**Work to be completed:** Copy, from the entries below, each line where the word "해당하는" can be found.
===
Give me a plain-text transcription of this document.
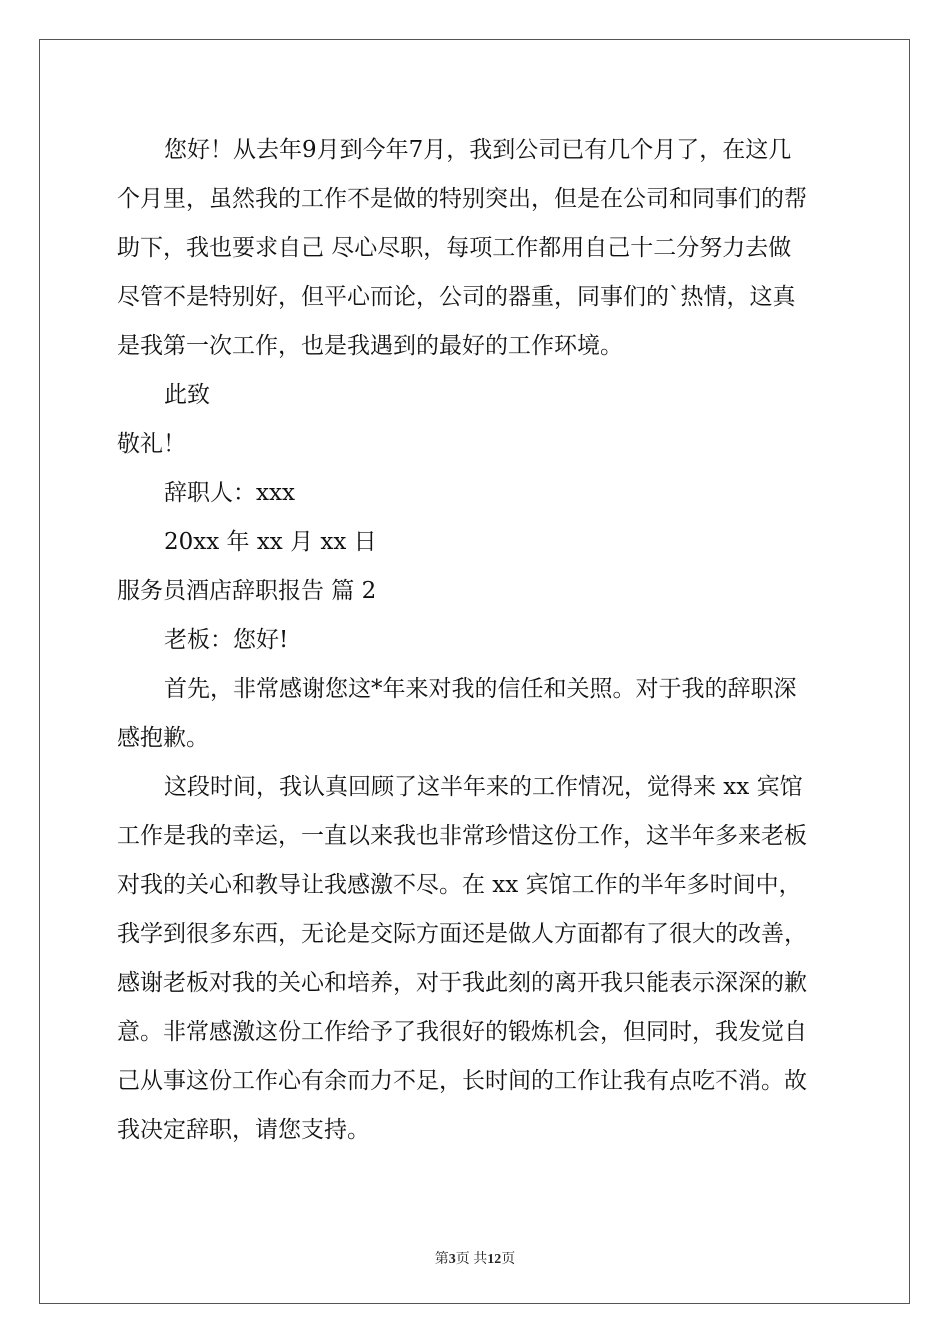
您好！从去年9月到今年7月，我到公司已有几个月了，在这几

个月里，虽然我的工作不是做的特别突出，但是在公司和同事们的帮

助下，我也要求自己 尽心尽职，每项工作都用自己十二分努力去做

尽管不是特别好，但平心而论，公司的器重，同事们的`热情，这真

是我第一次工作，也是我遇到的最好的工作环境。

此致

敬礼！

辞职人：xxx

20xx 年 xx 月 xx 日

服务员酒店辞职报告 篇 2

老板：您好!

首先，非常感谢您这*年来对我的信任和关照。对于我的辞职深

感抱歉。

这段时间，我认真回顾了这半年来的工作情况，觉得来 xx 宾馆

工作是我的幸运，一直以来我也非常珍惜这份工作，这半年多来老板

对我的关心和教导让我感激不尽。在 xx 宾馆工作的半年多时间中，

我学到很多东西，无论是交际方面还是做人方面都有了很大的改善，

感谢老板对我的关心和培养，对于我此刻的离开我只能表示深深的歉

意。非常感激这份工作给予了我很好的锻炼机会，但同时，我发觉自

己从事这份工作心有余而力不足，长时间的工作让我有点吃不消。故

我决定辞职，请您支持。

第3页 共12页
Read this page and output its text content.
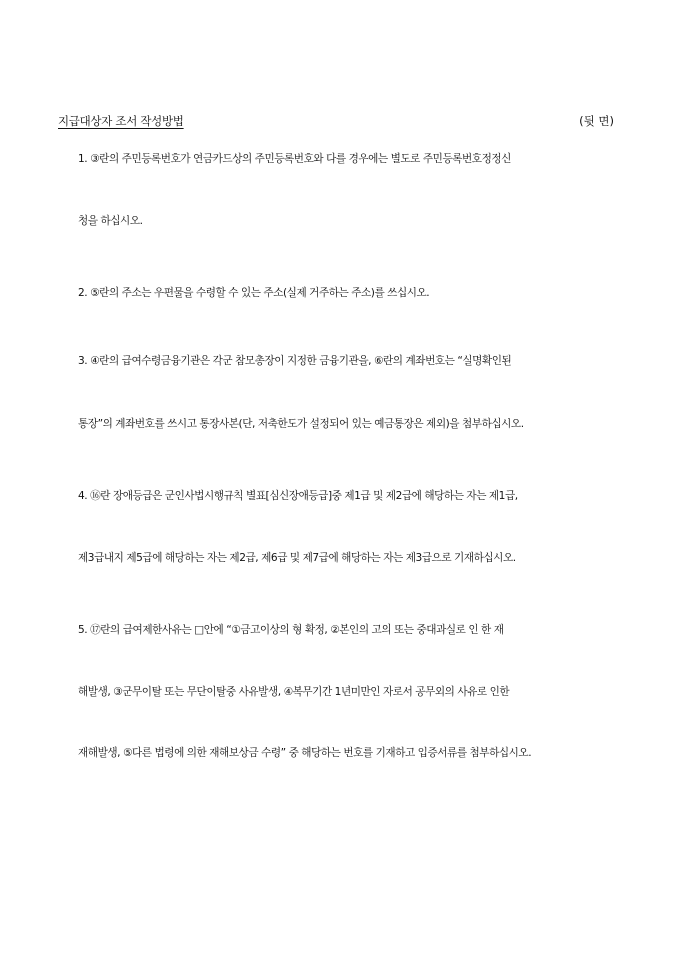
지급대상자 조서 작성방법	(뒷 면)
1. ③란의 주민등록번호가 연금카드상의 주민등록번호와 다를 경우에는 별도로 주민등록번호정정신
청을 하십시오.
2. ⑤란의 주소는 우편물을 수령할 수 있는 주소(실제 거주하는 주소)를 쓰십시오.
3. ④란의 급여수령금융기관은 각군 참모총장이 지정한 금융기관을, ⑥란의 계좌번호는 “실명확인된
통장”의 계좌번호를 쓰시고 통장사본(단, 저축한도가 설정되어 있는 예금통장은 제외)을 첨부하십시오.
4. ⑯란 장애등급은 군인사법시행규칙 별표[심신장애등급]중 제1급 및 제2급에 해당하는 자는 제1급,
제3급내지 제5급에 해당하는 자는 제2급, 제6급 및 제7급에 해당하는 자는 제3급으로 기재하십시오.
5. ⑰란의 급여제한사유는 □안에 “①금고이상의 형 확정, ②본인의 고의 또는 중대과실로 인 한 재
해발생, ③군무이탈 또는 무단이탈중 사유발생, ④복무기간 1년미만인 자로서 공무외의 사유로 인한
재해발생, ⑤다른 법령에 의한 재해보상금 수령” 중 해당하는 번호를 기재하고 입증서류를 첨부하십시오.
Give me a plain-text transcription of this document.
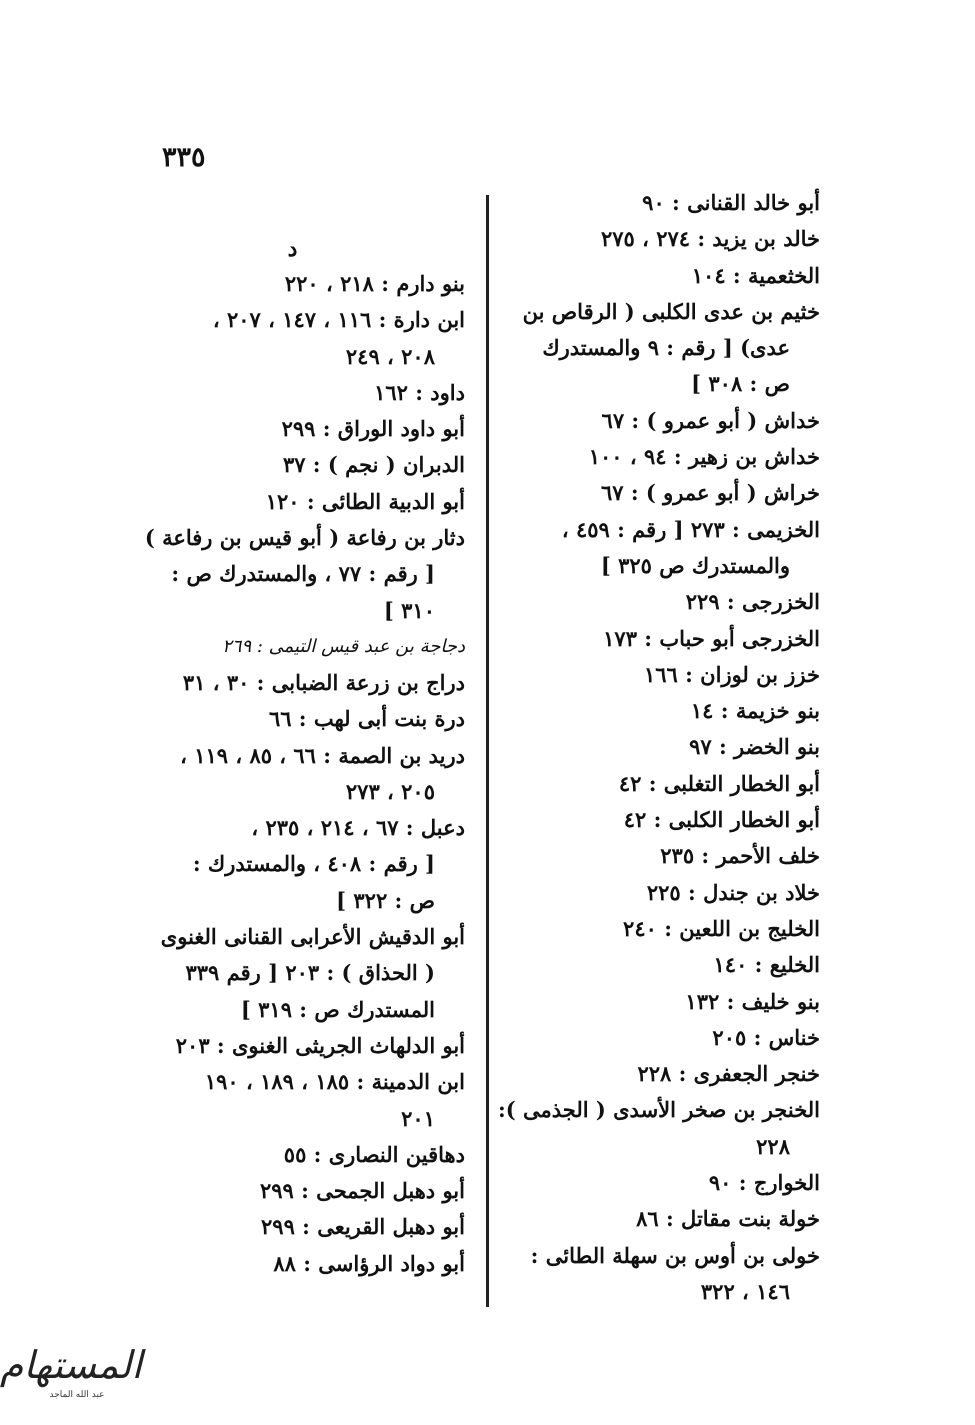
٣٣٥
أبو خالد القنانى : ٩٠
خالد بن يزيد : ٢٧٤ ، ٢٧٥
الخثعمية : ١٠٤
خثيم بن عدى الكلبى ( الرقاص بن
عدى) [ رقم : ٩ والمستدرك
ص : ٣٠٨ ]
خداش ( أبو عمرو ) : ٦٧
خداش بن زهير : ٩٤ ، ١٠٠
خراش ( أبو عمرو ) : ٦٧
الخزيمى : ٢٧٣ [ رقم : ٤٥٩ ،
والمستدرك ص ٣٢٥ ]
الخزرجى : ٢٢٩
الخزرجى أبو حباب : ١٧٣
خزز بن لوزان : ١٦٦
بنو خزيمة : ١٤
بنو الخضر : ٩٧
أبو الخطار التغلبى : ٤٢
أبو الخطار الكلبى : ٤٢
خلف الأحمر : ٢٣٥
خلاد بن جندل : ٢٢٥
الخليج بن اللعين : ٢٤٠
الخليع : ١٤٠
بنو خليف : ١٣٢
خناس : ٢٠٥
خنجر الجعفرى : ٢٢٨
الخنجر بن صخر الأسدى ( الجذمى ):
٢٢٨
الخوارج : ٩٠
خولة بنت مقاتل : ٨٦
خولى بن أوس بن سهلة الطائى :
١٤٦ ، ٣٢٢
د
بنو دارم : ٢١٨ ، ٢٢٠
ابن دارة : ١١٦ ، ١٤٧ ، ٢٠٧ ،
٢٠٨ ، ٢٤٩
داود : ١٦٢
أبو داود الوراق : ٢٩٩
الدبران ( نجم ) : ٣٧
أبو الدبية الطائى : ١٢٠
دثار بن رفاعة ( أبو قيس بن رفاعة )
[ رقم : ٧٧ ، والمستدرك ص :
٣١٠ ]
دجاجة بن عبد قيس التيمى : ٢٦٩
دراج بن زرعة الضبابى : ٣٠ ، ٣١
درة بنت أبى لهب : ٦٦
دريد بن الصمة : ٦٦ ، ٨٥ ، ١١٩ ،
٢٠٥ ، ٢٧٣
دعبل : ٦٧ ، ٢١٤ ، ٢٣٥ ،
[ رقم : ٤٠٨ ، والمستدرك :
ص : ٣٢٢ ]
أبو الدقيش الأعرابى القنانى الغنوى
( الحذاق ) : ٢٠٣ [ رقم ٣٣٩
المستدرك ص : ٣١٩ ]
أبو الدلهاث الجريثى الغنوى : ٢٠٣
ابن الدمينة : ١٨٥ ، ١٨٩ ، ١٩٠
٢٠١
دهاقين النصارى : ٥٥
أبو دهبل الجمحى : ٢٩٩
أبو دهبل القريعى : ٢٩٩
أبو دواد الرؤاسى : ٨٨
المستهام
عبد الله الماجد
===
**Result of this exercise:**
4. ⑯란 장애등급은 군인사법시행규칙 별표[심신장애등급]중 제1급 및 제2급에 해당하는 자는 제1급,
제3급내지 제5급에 해당하는 자는 제2급, 제6급 및 제7급에 해당하는 자는 제3급으로 기재하십시오.
재해발생, ⑤다른 법령에 의한 재해보상금 수령” 중 해당하는 번호를 기재하고 입증서류를 첨부하십시오.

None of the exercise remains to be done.